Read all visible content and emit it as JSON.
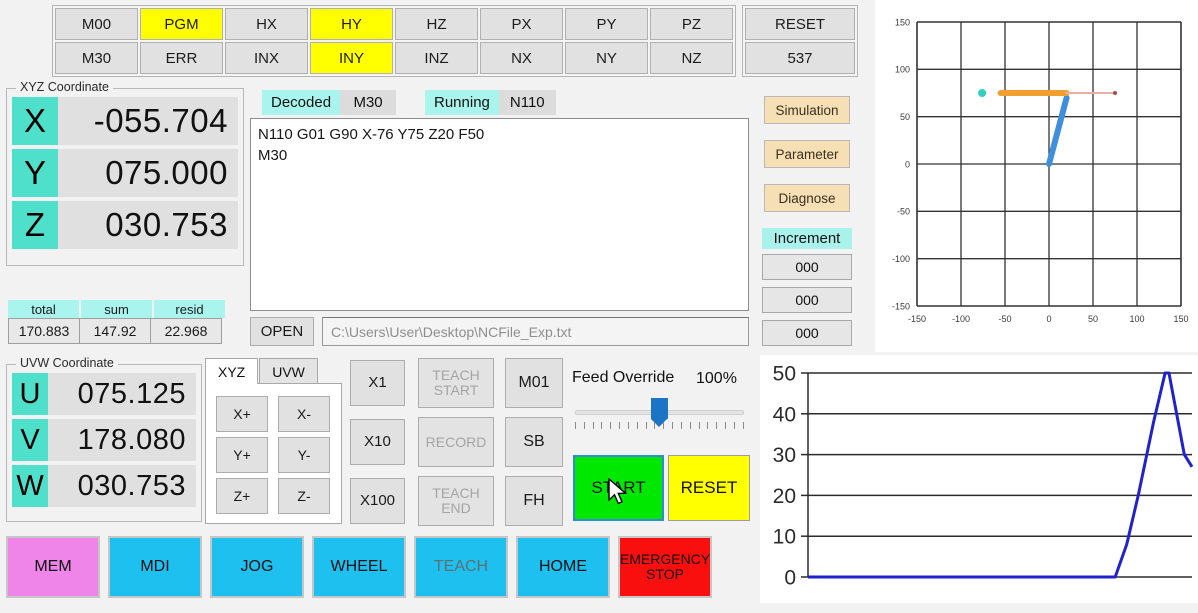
{
  "status_grid": {
    "row1": [
      "M00",
      "PGM",
      "HX",
      "HY",
      "HZ",
      "PX",
      "PY",
      "PZ"
    ],
    "row2": [
      "M30",
      "ERR",
      "INX",
      "INY",
      "INZ",
      "NX",
      "NY",
      "NZ"
    ],
    "active": [
      "PGM",
      "HY",
      "INY"
    ],
    "reset_label": "RESET",
    "counter": "537",
    "active_color": "#ffff00"
  },
  "xyz_panel": {
    "title": "XYZ Coordinate",
    "axes": [
      {
        "letter": "X",
        "value": "-055.704"
      },
      {
        "letter": "Y",
        "value": "075.000"
      },
      {
        "letter": "Z",
        "value": "030.753"
      }
    ],
    "letter_bg": "#4fe0cb"
  },
  "uvw_panel": {
    "title": "UVW Coordinate",
    "axes": [
      {
        "letter": "U",
        "value": "075.125"
      },
      {
        "letter": "V",
        "value": "178.080"
      },
      {
        "letter": "W",
        "value": "030.753"
      }
    ]
  },
  "totals": {
    "headers": [
      "total",
      "sum",
      "resid"
    ],
    "values": [
      "170.883",
      "147.92",
      "22.968"
    ]
  },
  "program": {
    "decoded_label": "Decoded",
    "decoded_value": "M30",
    "running_label": "Running",
    "running_value": "N110",
    "gcode": "N110 G01 G90 X-76 Y75 Z20 F50\nM30",
    "open_label": "OPEN",
    "file_path": "C:\\Users\\User\\Desktop\\NCFile_Exp.txt"
  },
  "side_actions": {
    "buttons": [
      "Simulation",
      "Parameter",
      "Diagnose"
    ],
    "increment_label": "Increment",
    "increment_values": [
      "000",
      "000",
      "000"
    ]
  },
  "jog": {
    "tabs": [
      "XYZ",
      "UVW"
    ],
    "active_tab": "XYZ",
    "buttons": [
      "X+",
      "X-",
      "Y+",
      "Y-",
      "Z+",
      "Z-"
    ]
  },
  "step_buttons": [
    "X1",
    "X10",
    "X100"
  ],
  "teach_buttons": [
    {
      "label": "TEACH\nSTART",
      "enabled": false
    },
    {
      "label": "RECORD",
      "enabled": false
    },
    {
      "label": "TEACH\nEND",
      "enabled": false
    }
  ],
  "aux_buttons": [
    "M01",
    "SB",
    "FH"
  ],
  "feed_override": {
    "label": "Feed Override",
    "percent": "100%",
    "slider_position": 50,
    "start_label": "START",
    "reset_label": "RESET",
    "start_color": "#00e800",
    "reset_color": "#ffff00"
  },
  "mode_bar": [
    {
      "label": "MEM",
      "style": "mem"
    },
    {
      "label": "MDI",
      "style": "cyan"
    },
    {
      "label": "JOG",
      "style": "cyan"
    },
    {
      "label": "WHEEL",
      "style": "cyan"
    },
    {
      "label": "TEACH",
      "style": "cyan-dim"
    },
    {
      "label": "HOME",
      "style": "cyan"
    },
    {
      "label": "EMERGENCY\nSTOP",
      "style": "red"
    }
  ],
  "chart_data": [
    {
      "type": "line",
      "name": "xy-toolpath-plot",
      "title": "",
      "xlabel": "",
      "ylabel": "",
      "xlim": [
        -150,
        150
      ],
      "ylim": [
        -150,
        150
      ],
      "xticks": [
        -150,
        -100,
        -50,
        0,
        50,
        100,
        150
      ],
      "yticks": [
        -150,
        -100,
        -50,
        0,
        50,
        100,
        150
      ],
      "grid": true,
      "series": [
        {
          "name": "completed-path-blue",
          "color": "#3f8fdd",
          "width": 6,
          "points": [
            [
              0,
              0
            ],
            [
              20,
              70
            ]
          ]
        },
        {
          "name": "current-path-orange",
          "color": "#f0a030",
          "width": 6,
          "points": [
            [
              20,
              75
            ],
            [
              -55,
              75
            ]
          ]
        },
        {
          "name": "pending-path-faded",
          "color": "#e8b0a8",
          "width": 2,
          "points": [
            [
              20,
              75
            ],
            [
              75,
              75
            ]
          ]
        }
      ],
      "markers": [
        {
          "name": "target-point",
          "color": "#2fd0c0",
          "x": -76,
          "y": 75,
          "size": 4
        },
        {
          "name": "endpoint-marker",
          "color": "#a05040",
          "x": 75,
          "y": 75,
          "size": 2
        }
      ]
    },
    {
      "type": "line",
      "name": "feed-rate-plot",
      "title": "",
      "xlabel": "",
      "ylabel": "",
      "xlim": [
        0,
        100
      ],
      "ylim": [
        0,
        50
      ],
      "yticks": [
        0,
        10,
        20,
        30,
        40,
        50
      ],
      "grid": true,
      "series": [
        {
          "name": "feed-rate",
          "color": "#2222cc",
          "width": 3,
          "points": [
            [
              0,
              0
            ],
            [
              80,
              0
            ],
            [
              83,
              8
            ],
            [
              86,
              20
            ],
            [
              90,
              38
            ],
            [
              93,
              50
            ],
            [
              94,
              50
            ],
            [
              96,
              40
            ],
            [
              98,
              30
            ],
            [
              100,
              27
            ]
          ]
        }
      ]
    }
  ]
}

=======

= Given request =
Leave out the pictures and give the rest of the records again exactly.

= Task result =
Read all visible content and emit it as JSON.
{
  "status_grid": {
    "row1": [
      "M00",
      "PGM",
      "HX",
      "HY",
      "HZ",
      "PX",
      "PY",
      "PZ"
    ],
    "row2": [
      "M30",
      "ERR",
      "INX",
      "INY",
      "INZ",
      "NX",
      "NY",
      "NZ"
    ],
    "active": [
      "PGM",
      "HY",
      "INY"
    ],
    "reset_label": "RESET",
    "counter": "537",
    "active_color": "#ffff00"
  },
  "xyz_panel": {
    "title": "XYZ Coordinate",
    "axes": [
      {
        "letter": "X",
        "value": "-055.704"
      },
      {
        "letter": "Y",
        "value": "075.000"
      },
      {
        "letter": "Z",
        "value": "030.753"
      }
    ],
    "letter_bg": "#4fe0cb"
  },
  "uvw_panel": {
    "title": "UVW Coordinate",
    "axes": [
      {
        "letter": "U",
        "value": "075.125"
      },
      {
        "letter": "V",
        "value": "178.080"
      },
      {
        "letter": "W",
        "value": "030.753"
      }
    ]
  },
  "totals": {
    "headers": [
      "total",
      "sum",
      "resid"
    ],
    "values": [
      "170.883",
      "147.92",
      "22.968"
    ]
  },
  "program": {
    "decoded_label": "Decoded",
    "decoded_value": "M30",
    "running_label": "Running",
    "running_value": "N110",
    "gcode": "N110 G01 G90 X-76 Y75 Z20 F50\nM30",
    "open_label": "OPEN",
    "file_path": "C:\\Users\\User\\Desktop\\NCFile_Exp.txt"
  },
  "side_actions": {
    "buttons": [
      "Simulation",
      "Parameter",
      "Diagnose"
    ],
    "increment_label": "Increment",
    "increment_values": [
      "000",
      "000",
      "000"
    ]
  },
  "jog": {
    "tabs": [
      "XYZ",
      "UVW"
    ],
    "active_tab": "XYZ",
    "buttons": [
      "X+",
      "X-",
      "Y+",
      "Y-",
      "Z+",
      "Z-"
    ]
  },
  "step_buttons": [
    "X1",
    "X10",
    "X100"
  ],
  "teach_buttons": [
    {
      "label": "TEACH\nSTART",
      "enabled": false
    },
    {
      "label": "RECORD",
      "enabled": false
    },
    {
      "label": "TEACH\nEND",
      "enabled": false
    }
  ],
  "aux_buttons": [
    "M01",
    "SB",
    "FH"
  ],
  "feed_override": {
    "label": "Feed Override",
    "percent": "100%",
    "slider_position": 50,
    "start_label": "START",
    "reset_label": "RESET",
    "start_color": "#00e800",
    "reset_color": "#ffff00"
  },
  "mode_bar": [
    {
      "label": "MEM",
      "style": "mem"
    },
    {
      "label": "MDI",
      "style": "cyan"
    },
    {
      "label": "JOG",
      "style": "cyan"
    },
    {
      "label": "WHEEL",
      "style": "cyan"
    },
    {
      "label": "TEACH",
      "style": "cyan-dim"
    },
    {
      "label": "HOME",
      "style": "cyan"
    },
    {
      "label": "EMERGENCY\nSTOP",
      "style": "red"
    }
  ],
  "chart_data": [
    {
      "type": "line",
      "name": "xy-toolpath-plot",
      "title": "",
      "xlabel": "",
      "ylabel": "",
      "xlim": [
        -150,
        150
      ],
      "ylim": [
        -150,
        150
      ],
      "xticks": [
        -150,
        -100,
        -50,
        0,
        50,
        100,
        150
      ],
      "yticks": [
        -150,
        -100,
        -50,
        0,
        50,
        100,
        150
      ],
      "grid": true,
      "series": [
        {
          "name": "completed-path-blue",
          "color": "#3f8fdd",
          "width": 6,
          "points": [
            [
              0,
              0
            ],
            [
              20,
              70
            ]
          ]
        },
        {
          "name": "current-path-orange",
          "color": "#f0a030",
          "width": 6,
          "points": [
            [
              20,
              75
            ],
            [
              -55,
              75
            ]
          ]
        },
        {
          "name": "pending-path-faded",
          "color": "#e8b0a8",
          "width": 2,
          "points": [
            [
              20,
              75
            ],
            [
              75,
              75
            ]
          ]
        }
      ],
      "markers": [
        {
          "name": "target-point",
          "color": "#2fd0c0",
          "x": -76,
          "y": 75,
          "size": 4
        },
        {
          "name": "endpoint-marker",
          "color": "#a05040",
          "x": 75,
          "y": 75,
          "size": 2
        }
      ]
    },
    {
      "type": "line",
      "name": "feed-rate-plot",
      "title": "",
      "xlabel": "",
      "ylabel": "",
      "xlim": [
        0,
        100
      ],
      "ylim": [
        0,
        50
      ],
      "yticks": [
        0,
        10,
        20,
        30,
        40,
        50
      ],
      "grid": true,
      "series": [
        {
          "name": "feed-rate",
          "color": "#2222cc",
          "width": 3,
          "points": [
            [
              0,
              0
            ],
            [
              80,
              0
            ],
            [
              83,
              8
            ],
            [
              86,
              20
            ],
            [
              90,
              38
            ],
            [
              93,
              50
            ],
            [
              94,
              50
            ],
            [
              96,
              40
            ],
            [
              98,
              30
            ],
            [
              100,
              27
            ]
          ]
        }
      ]
    }
  ]
}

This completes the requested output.